**PROBLEM DESCRIPTION**
Go through the material below and copy each line where the word "わかりやすかったでしょうか" appears.
---*---
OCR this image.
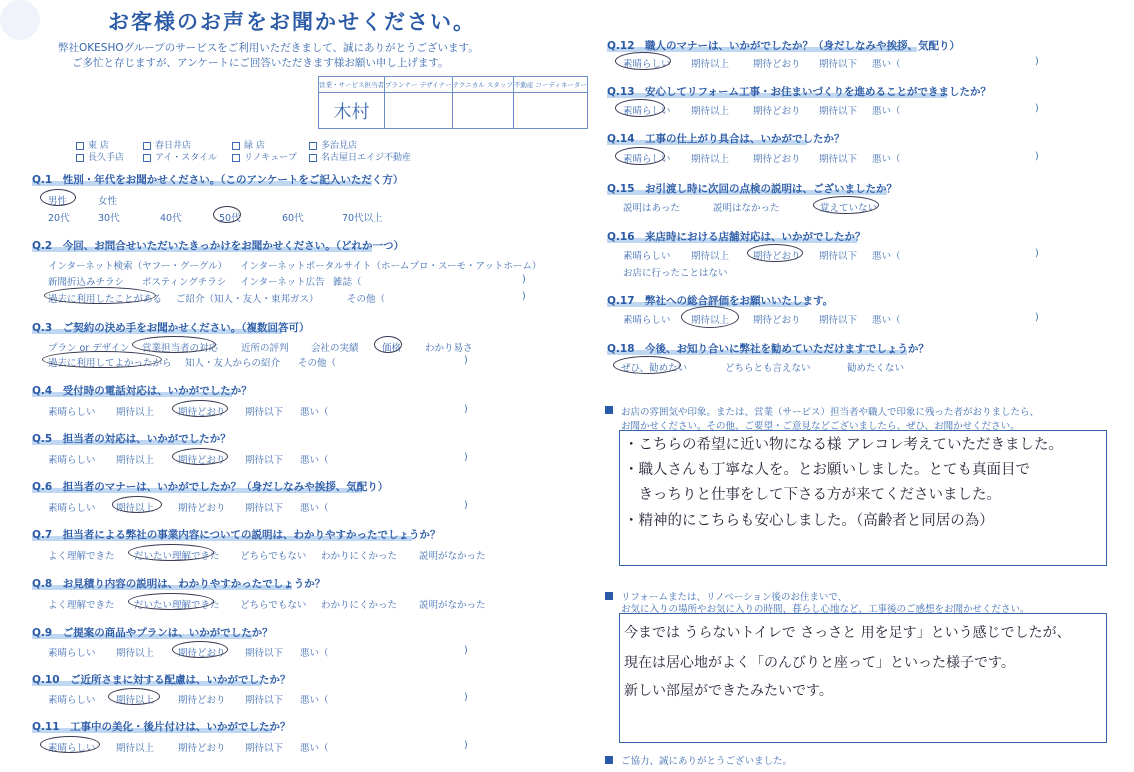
お客様のお声をお聞かせください。
弊社OKESHOグループのサービスをご利用いただきまして、誠にありがとうございます。
ご多忙と存じますが、アンケートにご回答いただきます様お願い申し上げます。
営業・サービス担当者	プランナー デザイナー	テクニカル スタッフ	不動産 コーディネーター
木村			
東 店	春日井店	緑 店	多治見店
長久手店	アイ・スタイル	リノキューブ	名古屋日エイジ不動産
Q.1　性別・年代をお聞かせください。（このアンケートをご記入いただく方）
男性	女性
20代	30代	40代	50代	60代	70代以上
Q.2　今回、お問合せいただいたきっかけをお聞かせください。（どれか一つ）
インターネット検索（ヤフー・グーグル） インターネットポータルサイト（ホームプロ・スーモ・アットホーム）
新聞折込みチラシ ポスティングチラシ インターネット広告 雑誌（	)
過去に利用したことがある ご紹介（知人・友人・東邦ガス）	その他（	)
Q.3　ご契約の決め手をお聞かせください。（複数回答可）
プラン or デザイン 営業担当者の対応 近所の評判 会社の実績 価格	わかり易さ
過去に利用してよかったから 知人・友人からの紹介 その他（	)
Q.4　受付時の電話対応は、いかがでしたか？
素晴らしい 期待以上	期待どおり 期待以下 悪い（	)
Q.5　担当者の対応は、いかがでしたか？
素晴らしい 期待以上	期待どおり 期待以下 悪い（	)
Q.6　担当者のマナーは、いかがでしたか？（身だしなみや挨拶、気配り）
素晴らしい 期待以上	期待どおり 期待以下 悪い（	)
Q.7　担当者による弊社の事業内容についての説明は、わかりやすかったでしょうか？
よく理解できた だいたい理解できた どちらでもない わかりにくかった 説明がなかった
Q.8　お見積り内容の説明は、わかりやすかったでしょうか？
よく理解できた だいたい理解できた どちらでもない わかりにくかった 説明がなかった
Q.9　ご提案の商品やプランは、いかがでしたか？
素晴らしい 期待以上	期待どおり 期待以下 悪い（	)
Q.10　ご近所さまに対する配慮は、いかがでしたか？
素晴らしい 期待以上	期待どおり 期待以下 悪い（	)
Q.11　工事中の美化・後片付けは、いかがでしたか？
素晴らしい 期待以上	期待どおり 期待以下 悪い（	)
Q.12　職人のマナーは、いかがでしたか？（身だしなみや挨拶、気配り）
素晴らしい 期待以上	期待どおり 期待以下 悪い（	)
Q.13　安心してリフォーム工事・お住まいづくりを進めることができましたか？
素晴らしい 期待以上	期待どおり 期待以下 悪い（	)
Q.14　工事の仕上がり具合は、いかがでしたか？
素晴らしい 期待以上	期待どおり 期待以下 悪い（	)
Q.15　お引渡し時に次回の点検の説明は、ございましたか？
説明はあった	説明はなかった	覚えていない
Q.16　来店時における店舗対応は、いかがでしたか？
素晴らしい 期待以上	期待どおり 期待以下 悪い（	)
お店に行ったことはない
Q.17　弊社への総合評価をお願いいたします。
素晴らしい 期待以上	期待どおり 期待以下 悪い（	)
Q.18　今後、お知り合いに弊社を勧めていただけますでしょうか？
ぜひ、勧めたい	どちらとも言えない	勧めたくない
お店の雰囲気や印象。または、営業（サービス）担当者や職人で印象に残った者がおりましたら、
お聞かせください。その他、ご要望・ご意見などございましたら、ぜひ、お聞かせください。
・こちらの希望に近い物になる様 アレコレ考えていただきました。
・職人さんも丁寧な人を。とお願いしました。とても真面目で
　きっちりと仕事をして下さる方が来てくださいました。
・精神的にこちらも安心しました。（高齢者と同居の為）
リフォームまたは、リノベーション後のお住まいで、
お気に入りの場所やお気に入りの時間、暮らし心地など、工事後のご感想をお聞かせください。
今までは うらないトイレで さっさと 用を足す」という感じでしたが、
現在は居心地がよく「のんびりと座って」といった様子です。
新しい部屋ができたみたいです。
ご協力、誠にありがとうございました。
---*---
**IN RESPONSE**
Q.7　担当者による弊社の事業内容についての説明は、わかりやすかったでしょうか？
Q.8　お見積り内容の説明は、わかりやすかったでしょうか？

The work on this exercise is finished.